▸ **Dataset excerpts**

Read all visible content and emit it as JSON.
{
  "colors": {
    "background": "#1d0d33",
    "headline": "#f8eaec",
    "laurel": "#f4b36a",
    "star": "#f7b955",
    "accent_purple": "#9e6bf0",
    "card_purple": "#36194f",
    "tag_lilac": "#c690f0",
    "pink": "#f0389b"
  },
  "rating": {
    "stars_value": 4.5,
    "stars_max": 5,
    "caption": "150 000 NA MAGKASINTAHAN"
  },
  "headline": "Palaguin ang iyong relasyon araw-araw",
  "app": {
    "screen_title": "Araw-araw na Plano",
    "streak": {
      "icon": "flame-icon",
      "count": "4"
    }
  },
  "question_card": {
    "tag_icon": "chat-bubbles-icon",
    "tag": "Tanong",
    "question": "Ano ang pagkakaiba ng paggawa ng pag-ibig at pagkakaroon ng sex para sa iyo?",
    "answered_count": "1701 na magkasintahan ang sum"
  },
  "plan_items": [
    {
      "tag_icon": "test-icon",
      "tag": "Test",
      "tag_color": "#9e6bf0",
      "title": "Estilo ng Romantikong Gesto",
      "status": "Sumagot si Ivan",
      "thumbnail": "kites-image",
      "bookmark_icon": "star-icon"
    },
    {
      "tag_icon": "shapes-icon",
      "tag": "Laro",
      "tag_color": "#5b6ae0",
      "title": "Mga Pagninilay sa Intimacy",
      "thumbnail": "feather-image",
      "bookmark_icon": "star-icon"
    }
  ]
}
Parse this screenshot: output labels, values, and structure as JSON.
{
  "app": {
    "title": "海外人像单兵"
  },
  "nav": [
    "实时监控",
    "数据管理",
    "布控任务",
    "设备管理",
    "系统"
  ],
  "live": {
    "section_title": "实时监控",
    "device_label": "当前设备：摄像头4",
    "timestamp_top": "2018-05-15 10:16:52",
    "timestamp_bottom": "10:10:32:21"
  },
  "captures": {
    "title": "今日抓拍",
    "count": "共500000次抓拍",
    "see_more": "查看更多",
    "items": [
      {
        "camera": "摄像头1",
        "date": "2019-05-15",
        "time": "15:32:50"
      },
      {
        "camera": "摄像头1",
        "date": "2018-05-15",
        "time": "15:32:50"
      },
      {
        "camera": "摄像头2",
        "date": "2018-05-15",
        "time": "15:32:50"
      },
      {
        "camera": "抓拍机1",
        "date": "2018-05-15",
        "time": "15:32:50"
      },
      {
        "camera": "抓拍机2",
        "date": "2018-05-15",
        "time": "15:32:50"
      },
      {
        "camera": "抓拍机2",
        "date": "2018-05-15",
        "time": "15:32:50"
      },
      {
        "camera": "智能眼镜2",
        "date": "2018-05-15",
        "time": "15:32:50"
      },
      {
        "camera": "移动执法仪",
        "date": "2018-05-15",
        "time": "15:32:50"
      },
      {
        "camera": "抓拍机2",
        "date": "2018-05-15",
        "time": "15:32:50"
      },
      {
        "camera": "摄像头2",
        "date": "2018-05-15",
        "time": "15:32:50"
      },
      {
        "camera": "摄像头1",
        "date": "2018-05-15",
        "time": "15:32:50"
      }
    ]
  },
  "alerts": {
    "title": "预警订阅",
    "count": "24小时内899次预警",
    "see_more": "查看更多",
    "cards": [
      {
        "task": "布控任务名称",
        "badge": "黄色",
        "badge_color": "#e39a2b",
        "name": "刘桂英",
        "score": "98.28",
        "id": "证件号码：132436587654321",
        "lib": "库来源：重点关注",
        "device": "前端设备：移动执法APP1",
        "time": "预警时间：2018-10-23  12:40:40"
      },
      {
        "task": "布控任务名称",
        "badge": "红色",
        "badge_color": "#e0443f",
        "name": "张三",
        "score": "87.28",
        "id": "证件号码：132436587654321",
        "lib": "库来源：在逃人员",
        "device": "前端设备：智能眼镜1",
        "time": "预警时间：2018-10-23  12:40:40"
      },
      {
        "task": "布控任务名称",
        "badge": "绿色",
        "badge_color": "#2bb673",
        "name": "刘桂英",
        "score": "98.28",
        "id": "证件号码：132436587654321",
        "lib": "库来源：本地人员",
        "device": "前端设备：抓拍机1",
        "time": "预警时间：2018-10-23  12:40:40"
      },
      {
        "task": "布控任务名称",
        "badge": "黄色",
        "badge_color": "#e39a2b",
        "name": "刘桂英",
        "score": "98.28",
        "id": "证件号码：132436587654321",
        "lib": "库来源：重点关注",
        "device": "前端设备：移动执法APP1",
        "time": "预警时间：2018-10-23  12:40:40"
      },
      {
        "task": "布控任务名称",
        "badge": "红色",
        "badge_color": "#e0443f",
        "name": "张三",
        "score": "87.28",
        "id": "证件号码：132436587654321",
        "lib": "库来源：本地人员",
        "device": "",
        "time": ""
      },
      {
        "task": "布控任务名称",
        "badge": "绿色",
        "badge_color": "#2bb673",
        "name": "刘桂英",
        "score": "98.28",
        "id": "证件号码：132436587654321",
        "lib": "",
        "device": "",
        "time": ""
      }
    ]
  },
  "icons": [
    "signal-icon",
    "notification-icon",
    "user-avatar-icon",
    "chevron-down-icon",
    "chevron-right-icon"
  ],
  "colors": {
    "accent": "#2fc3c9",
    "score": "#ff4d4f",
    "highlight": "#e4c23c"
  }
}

▸ **WORK TO COMPLETE**
The records above are to be copied in full, exactly as written.

▸ **EXERCISE ANSWER**
Read all visible content and emit it as JSON.
{
  "colors": {
    "background": "#1d0d33",
    "headline": "#f8eaec",
    "laurel": "#f4b36a",
    "star": "#f7b955",
    "accent_purple": "#9e6bf0",
    "card_purple": "#36194f",
    "tag_lilac": "#c690f0",
    "pink": "#f0389b"
  },
  "rating": {
    "stars_value": 4.5,
    "stars_max": 5,
    "caption": "150 000 NA MAGKASINTAHAN"
  },
  "headline": "Palaguin ang iyong relasyon araw-araw",
  "app": {
    "screen_title": "Araw-araw na Plano",
    "streak": {
      "icon": "flame-icon",
      "count": "4"
    }
  },
  "question_card": {
    "tag_icon": "chat-bubbles-icon",
    "tag": "Tanong",
    "question": "Ano ang pagkakaiba ng paggawa ng pag-ibig at pagkakaroon ng sex para sa iyo?",
    "answered_count": "1701 na magkasintahan ang sum"
  },
  "plan_items": [
    {
      "tag_icon": "test-icon",
      "tag": "Test",
      "tag_color": "#9e6bf0",
      "title": "Estilo ng Romantikong Gesto",
      "status": "Sumagot si Ivan",
      "thumbnail": "kites-image",
      "bookmark_icon": "star-icon"
    },
    {
      "tag_icon": "shapes-icon",
      "tag": "Laro",
      "tag_color": "#5b6ae0",
      "title": "Mga Pagninilay sa Intimacy",
      "thumbnail": "feather-image",
      "bookmark_icon": "star-icon"
    }
  ]
}
Parse this screenshot: output labels, values, and structure as JSON.
{
  "app": {
    "title": "海外人像单兵"
  },
  "nav": [
    "实时监控",
    "数据管理",
    "布控任务",
    "设备管理",
    "系统"
  ],
  "live": {
    "section_title": "实时监控",
    "device_label": "当前设备：摄像头4",
    "timestamp_top": "2018-05-15 10:16:52",
    "timestamp_bottom": "10:10:32:21"
  },
  "captures": {
    "title": "今日抓拍",
    "count": "共500000次抓拍",
    "see_more": "查看更多",
    "items": [
      {
        "camera": "摄像头1",
        "date": "2019-05-15",
        "time": "15:32:50"
      },
      {
        "camera": "摄像头1",
        "date": "2018-05-15",
        "time": "15:32:50"
      },
      {
        "camera": "摄像头2",
        "date": "2018-05-15",
        "time": "15:32:50"
      },
      {
        "camera": "抓拍机1",
        "date": "2018-05-15",
        "time": "15:32:50"
      },
      {
        "camera": "抓拍机2",
        "date": "2018-05-15",
        "time": "15:32:50"
      },
      {
        "camera": "抓拍机2",
        "date": "2018-05-15",
        "time": "15:32:50"
      },
      {
        "camera": "智能眼镜2",
        "date": "2018-05-15",
        "time": "15:32:50"
      },
      {
        "camera": "移动执法仪",
        "date": "2018-05-15",
        "time": "15:32:50"
      },
      {
        "camera": "抓拍机2",
        "date": "2018-05-15",
        "time": "15:32:50"
      },
      {
        "camera": "摄像头2",
        "date": "2018-05-15",
        "time": "15:32:50"
      },
      {
        "camera": "摄像头1",
        "date": "2018-05-15",
        "time": "15:32:50"
      }
    ]
  },
  "alerts": {
    "title": "预警订阅",
    "count": "24小时内899次预警",
    "see_more": "查看更多",
    "cards": [
      {
        "task": "布控任务名称",
        "badge": "黄色",
        "badge_color": "#e39a2b",
        "name": "刘桂英",
        "score": "98.28",
        "id": "证件号码：132436587654321",
        "lib": "库来源：重点关注",
        "device": "前端设备：移动执法APP1",
        "time": "预警时间：2018-10-23  12:40:40"
      },
      {
        "task": "布控任务名称",
        "badge": "红色",
        "badge_color": "#e0443f",
        "name": "张三",
        "score": "87.28",
        "id": "证件号码：132436587654321",
        "lib": "库来源：在逃人员",
        "device": "前端设备：智能眼镜1",
        "time": "预警时间：2018-10-23  12:40:40"
      },
      {
        "task": "布控任务名称",
        "badge": "绿色",
        "badge_color": "#2bb673",
        "name": "刘桂英",
        "score": "98.28",
        "id": "证件号码：132436587654321",
        "lib": "库来源：本地人员",
        "device": "前端设备：抓拍机1",
        "time": "预警时间：2018-10-23  12:40:40"
      },
      {
        "task": "布控任务名称",
        "badge": "黄色",
        "badge_color": "#e39a2b",
        "name": "刘桂英",
        "score": "98.28",
        "id": "证件号码：132436587654321",
        "lib": "库来源：重点关注",
        "device": "前端设备：移动执法APP1",
        "time": "预警时间：2018-10-23  12:40:40"
      },
      {
        "task": "布控任务名称",
        "badge": "红色",
        "badge_color": "#e0443f",
        "name": "张三",
        "score": "87.28",
        "id": "证件号码：132436587654321",
        "lib": "库来源：本地人员",
        "device": "",
        "time": ""
      },
      {
        "task": "布控任务名称",
        "badge": "绿色",
        "badge_color": "#2bb673",
        "name": "刘桂英",
        "score": "98.28",
        "id": "证件号码：132436587654321",
        "lib": "",
        "device": "",
        "time": ""
      }
    ]
  },
  "icons": [
    "signal-icon",
    "notification-icon",
    "user-avatar-icon",
    "chevron-down-icon",
    "chevron-right-icon"
  ],
  "colors": {
    "accent": "#2fc3c9",
    "score": "#ff4d4f",
    "highlight": "#e4c23c"
  }
}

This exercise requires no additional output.